■ Work required ■
Below is a set of records. Repeat all of them exactly.

[Start of Material]

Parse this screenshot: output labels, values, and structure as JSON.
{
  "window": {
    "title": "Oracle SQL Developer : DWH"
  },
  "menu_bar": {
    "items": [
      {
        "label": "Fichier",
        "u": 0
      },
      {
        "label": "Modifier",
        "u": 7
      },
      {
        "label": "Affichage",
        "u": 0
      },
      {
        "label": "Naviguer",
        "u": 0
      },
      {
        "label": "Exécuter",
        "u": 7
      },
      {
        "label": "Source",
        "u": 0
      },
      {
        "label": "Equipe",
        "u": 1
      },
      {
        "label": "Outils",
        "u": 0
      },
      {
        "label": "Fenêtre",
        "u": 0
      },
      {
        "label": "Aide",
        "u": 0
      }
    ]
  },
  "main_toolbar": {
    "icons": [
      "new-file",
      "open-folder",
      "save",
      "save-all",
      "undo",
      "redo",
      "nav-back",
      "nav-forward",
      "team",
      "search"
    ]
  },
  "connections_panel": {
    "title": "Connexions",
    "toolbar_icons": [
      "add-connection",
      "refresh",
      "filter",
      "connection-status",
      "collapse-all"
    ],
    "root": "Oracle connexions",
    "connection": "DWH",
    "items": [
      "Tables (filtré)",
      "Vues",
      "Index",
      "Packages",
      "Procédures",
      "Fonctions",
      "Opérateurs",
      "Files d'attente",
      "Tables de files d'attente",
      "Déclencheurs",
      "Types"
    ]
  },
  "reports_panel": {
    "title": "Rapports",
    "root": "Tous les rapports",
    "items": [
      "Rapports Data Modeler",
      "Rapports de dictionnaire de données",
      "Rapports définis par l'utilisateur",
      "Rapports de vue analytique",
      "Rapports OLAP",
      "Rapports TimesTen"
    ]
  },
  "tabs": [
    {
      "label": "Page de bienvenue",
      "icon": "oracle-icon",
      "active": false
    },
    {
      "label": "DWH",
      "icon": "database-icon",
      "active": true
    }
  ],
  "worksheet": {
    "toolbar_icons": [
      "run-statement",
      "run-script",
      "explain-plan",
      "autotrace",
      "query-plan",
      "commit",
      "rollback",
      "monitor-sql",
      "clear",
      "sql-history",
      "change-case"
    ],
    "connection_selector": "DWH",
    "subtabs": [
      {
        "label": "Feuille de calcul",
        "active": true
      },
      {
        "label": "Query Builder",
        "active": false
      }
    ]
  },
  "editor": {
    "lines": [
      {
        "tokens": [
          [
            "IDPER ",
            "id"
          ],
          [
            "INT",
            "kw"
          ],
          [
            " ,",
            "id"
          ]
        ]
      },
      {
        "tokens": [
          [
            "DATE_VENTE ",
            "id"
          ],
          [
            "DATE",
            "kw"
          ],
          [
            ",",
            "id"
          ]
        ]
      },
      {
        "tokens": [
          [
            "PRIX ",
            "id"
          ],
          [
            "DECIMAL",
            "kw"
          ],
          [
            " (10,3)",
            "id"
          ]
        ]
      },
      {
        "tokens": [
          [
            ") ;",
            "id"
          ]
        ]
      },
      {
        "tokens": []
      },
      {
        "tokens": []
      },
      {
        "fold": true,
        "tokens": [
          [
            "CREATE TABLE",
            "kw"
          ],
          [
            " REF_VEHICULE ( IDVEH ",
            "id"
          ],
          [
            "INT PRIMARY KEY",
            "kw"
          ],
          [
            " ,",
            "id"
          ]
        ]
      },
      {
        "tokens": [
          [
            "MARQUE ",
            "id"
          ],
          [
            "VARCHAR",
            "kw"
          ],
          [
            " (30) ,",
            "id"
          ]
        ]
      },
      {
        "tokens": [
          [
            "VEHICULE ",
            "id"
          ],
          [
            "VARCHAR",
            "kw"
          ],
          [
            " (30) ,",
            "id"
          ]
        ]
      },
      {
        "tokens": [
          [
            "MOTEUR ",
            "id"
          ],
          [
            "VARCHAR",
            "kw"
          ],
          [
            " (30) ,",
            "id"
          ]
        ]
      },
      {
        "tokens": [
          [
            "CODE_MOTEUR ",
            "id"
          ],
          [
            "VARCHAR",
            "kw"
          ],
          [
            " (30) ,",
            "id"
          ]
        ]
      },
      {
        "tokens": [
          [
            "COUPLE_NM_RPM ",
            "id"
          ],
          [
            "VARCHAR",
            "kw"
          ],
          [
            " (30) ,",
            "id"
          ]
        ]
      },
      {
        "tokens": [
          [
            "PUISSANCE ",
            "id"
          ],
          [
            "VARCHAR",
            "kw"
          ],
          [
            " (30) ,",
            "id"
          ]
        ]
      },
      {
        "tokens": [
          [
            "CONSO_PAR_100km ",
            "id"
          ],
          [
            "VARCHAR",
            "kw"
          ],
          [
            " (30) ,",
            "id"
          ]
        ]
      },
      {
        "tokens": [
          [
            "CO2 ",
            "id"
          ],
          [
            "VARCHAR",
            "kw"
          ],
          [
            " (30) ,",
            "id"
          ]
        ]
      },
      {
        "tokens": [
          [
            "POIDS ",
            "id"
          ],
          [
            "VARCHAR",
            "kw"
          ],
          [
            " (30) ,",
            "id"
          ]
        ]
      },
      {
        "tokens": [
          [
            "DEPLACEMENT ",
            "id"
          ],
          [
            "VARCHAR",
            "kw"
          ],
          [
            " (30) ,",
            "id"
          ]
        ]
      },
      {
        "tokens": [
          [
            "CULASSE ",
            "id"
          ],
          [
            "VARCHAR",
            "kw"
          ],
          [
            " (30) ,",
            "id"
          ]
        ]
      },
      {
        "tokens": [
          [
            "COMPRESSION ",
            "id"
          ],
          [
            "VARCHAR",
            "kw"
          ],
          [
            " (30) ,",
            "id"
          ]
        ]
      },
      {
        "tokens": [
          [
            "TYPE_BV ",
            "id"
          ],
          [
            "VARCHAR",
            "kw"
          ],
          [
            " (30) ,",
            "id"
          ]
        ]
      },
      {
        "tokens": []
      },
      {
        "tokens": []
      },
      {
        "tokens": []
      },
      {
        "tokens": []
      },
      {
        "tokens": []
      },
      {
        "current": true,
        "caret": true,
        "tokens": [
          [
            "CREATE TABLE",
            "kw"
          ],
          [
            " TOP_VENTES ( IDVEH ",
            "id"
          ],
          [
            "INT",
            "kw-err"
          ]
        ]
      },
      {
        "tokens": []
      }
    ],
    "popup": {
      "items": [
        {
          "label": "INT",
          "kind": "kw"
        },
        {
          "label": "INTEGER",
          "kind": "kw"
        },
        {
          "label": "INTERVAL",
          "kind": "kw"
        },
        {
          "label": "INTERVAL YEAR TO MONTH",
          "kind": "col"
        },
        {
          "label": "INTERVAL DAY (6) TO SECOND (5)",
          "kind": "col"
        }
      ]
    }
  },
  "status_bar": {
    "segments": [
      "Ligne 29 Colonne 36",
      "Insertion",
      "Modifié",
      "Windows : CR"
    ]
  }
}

[End of Material]

■ Expected answer ■
Parse this screenshot: output labels, values, and structure as JSON.
{
  "window": {
    "title": "Oracle SQL Developer : DWH"
  },
  "menu_bar": {
    "items": [
      {
        "label": "Fichier",
        "u": 0
      },
      {
        "label": "Modifier",
        "u": 7
      },
      {
        "label": "Affichage",
        "u": 0
      },
      {
        "label": "Naviguer",
        "u": 0
      },
      {
        "label": "Exécuter",
        "u": 7
      },
      {
        "label": "Source",
        "u": 0
      },
      {
        "label": "Equipe",
        "u": 1
      },
      {
        "label": "Outils",
        "u": 0
      },
      {
        "label": "Fenêtre",
        "u": 0
      },
      {
        "label": "Aide",
        "u": 0
      }
    ]
  },
  "main_toolbar": {
    "icons": [
      "new-file",
      "open-folder",
      "save",
      "save-all",
      "undo",
      "redo",
      "nav-back",
      "nav-forward",
      "team",
      "search"
    ]
  },
  "connections_panel": {
    "title": "Connexions",
    "toolbar_icons": [
      "add-connection",
      "refresh",
      "filter",
      "connection-status",
      "collapse-all"
    ],
    "root": "Oracle connexions",
    "connection": "DWH",
    "items": [
      "Tables (filtré)",
      "Vues",
      "Index",
      "Packages",
      "Procédures",
      "Fonctions",
      "Opérateurs",
      "Files d'attente",
      "Tables de files d'attente",
      "Déclencheurs",
      "Types"
    ]
  },
  "reports_panel": {
    "title": "Rapports",
    "root": "Tous les rapports",
    "items": [
      "Rapports Data Modeler",
      "Rapports de dictionnaire de données",
      "Rapports définis par l'utilisateur",
      "Rapports de vue analytique",
      "Rapports OLAP",
      "Rapports TimesTen"
    ]
  },
  "tabs": [
    {
      "label": "Page de bienvenue",
      "icon": "oracle-icon",
      "active": false
    },
    {
      "label": "DWH",
      "icon": "database-icon",
      "active": true
    }
  ],
  "worksheet": {
    "toolbar_icons": [
      "run-statement",
      "run-script",
      "explain-plan",
      "autotrace",
      "query-plan",
      "commit",
      "rollback",
      "monitor-sql",
      "clear",
      "sql-history",
      "change-case"
    ],
    "connection_selector": "DWH",
    "subtabs": [
      {
        "label": "Feuille de calcul",
        "active": true
      },
      {
        "label": "Query Builder",
        "active": false
      }
    ]
  },
  "editor": {
    "lines": [
      {
        "tokens": [
          [
            "IDPER ",
            "id"
          ],
          [
            "INT",
            "kw"
          ],
          [
            " ,",
            "id"
          ]
        ]
      },
      {
        "tokens": [
          [
            "DATE_VENTE ",
            "id"
          ],
          [
            "DATE",
            "kw"
          ],
          [
            ",",
            "id"
          ]
        ]
      },
      {
        "tokens": [
          [
            "PRIX ",
            "id"
          ],
          [
            "DECIMAL",
            "kw"
          ],
          [
            " (10,3)",
            "id"
          ]
        ]
      },
      {
        "tokens": [
          [
            ") ;",
            "id"
          ]
        ]
      },
      {
        "tokens": []
      },
      {
        "tokens": []
      },
      {
        "fold": true,
        "tokens": [
          [
            "CREATE TABLE",
            "kw"
          ],
          [
            " REF_VEHICULE ( IDVEH ",
            "id"
          ],
          [
            "INT PRIMARY KEY",
            "kw"
          ],
          [
            " ,",
            "id"
          ]
        ]
      },
      {
        "tokens": [
          [
            "MARQUE ",
            "id"
          ],
          [
            "VARCHAR",
            "kw"
          ],
          [
            " (30) ,",
            "id"
          ]
        ]
      },
      {
        "tokens": [
          [
            "VEHICULE ",
            "id"
          ],
          [
            "VARCHAR",
            "kw"
          ],
          [
            " (30) ,",
            "id"
          ]
        ]
      },
      {
        "tokens": [
          [
            "MOTEUR ",
            "id"
          ],
          [
            "VARCHAR",
            "kw"
          ],
          [
            " (30) ,",
            "id"
          ]
        ]
      },
      {
        "tokens": [
          [
            "CODE_MOTEUR ",
            "id"
          ],
          [
            "VARCHAR",
            "kw"
          ],
          [
            " (30) ,",
            "id"
          ]
        ]
      },
      {
        "tokens": [
          [
            "COUPLE_NM_RPM ",
            "id"
          ],
          [
            "VARCHAR",
            "kw"
          ],
          [
            " (30) ,",
            "id"
          ]
        ]
      },
      {
        "tokens": [
          [
            "PUISSANCE ",
            "id"
          ],
          [
            "VARCHAR",
            "kw"
          ],
          [
            " (30) ,",
            "id"
          ]
        ]
      },
      {
        "tokens": [
          [
            "CONSO_PAR_100km ",
            "id"
          ],
          [
            "VARCHAR",
            "kw"
          ],
          [
            " (30) ,",
            "id"
          ]
        ]
      },
      {
        "tokens": [
          [
            "CO2 ",
            "id"
          ],
          [
            "VARCHAR",
            "kw"
          ],
          [
            " (30) ,",
            "id"
          ]
        ]
      },
      {
        "tokens": [
          [
            "POIDS ",
            "id"
          ],
          [
            "VARCHAR",
            "kw"
          ],
          [
            " (30) ,",
            "id"
          ]
        ]
      },
      {
        "tokens": [
          [
            "DEPLACEMENT ",
            "id"
          ],
          [
            "VARCHAR",
            "kw"
          ],
          [
            " (30) ,",
            "id"
          ]
        ]
      },
      {
        "tokens": [
          [
            "CULASSE ",
            "id"
          ],
          [
            "VARCHAR",
            "kw"
          ],
          [
            " (30) ,",
            "id"
          ]
        ]
      },
      {
        "tokens": [
          [
            "COMPRESSION ",
            "id"
          ],
          [
            "VARCHAR",
            "kw"
          ],
          [
            " (30) ,",
            "id"
          ]
        ]
      },
      {
        "tokens": [
          [
            "TYPE_BV ",
            "id"
          ],
          [
            "VARCHAR",
            "kw"
          ],
          [
            " (30) ,",
            "id"
          ]
        ]
      },
      {
        "tokens": []
      },
      {
        "tokens": []
      },
      {
        "tokens": []
      },
      {
        "tokens": []
      },
      {
        "tokens": []
      },
      {
        "current": true,
        "caret": true,
        "tokens": [
          [
            "CREATE TABLE",
            "kw"
          ],
          [
            " TOP_VENTES ( IDVEH ",
            "id"
          ],
          [
            "INT",
            "kw-err"
          ]
        ]
      },
      {
        "tokens": []
      }
    ],
    "popup": {
      "items": [
        {
          "label": "INT",
          "kind": "kw"
        },
        {
          "label": "INTEGER",
          "kind": "kw"
        },
        {
          "label": "INTERVAL",
          "kind": "kw"
        },
        {
          "label": "INTERVAL YEAR TO MONTH",
          "kind": "col"
        },
        {
          "label": "INTERVAL DAY (6) TO SECOND (5)",
          "kind": "col"
        }
      ]
    }
  },
  "status_bar": {
    "segments": [
      "Ligne 29 Colonne 36",
      "Insertion",
      "Modifié",
      "Windows : CR"
    ]
  }
}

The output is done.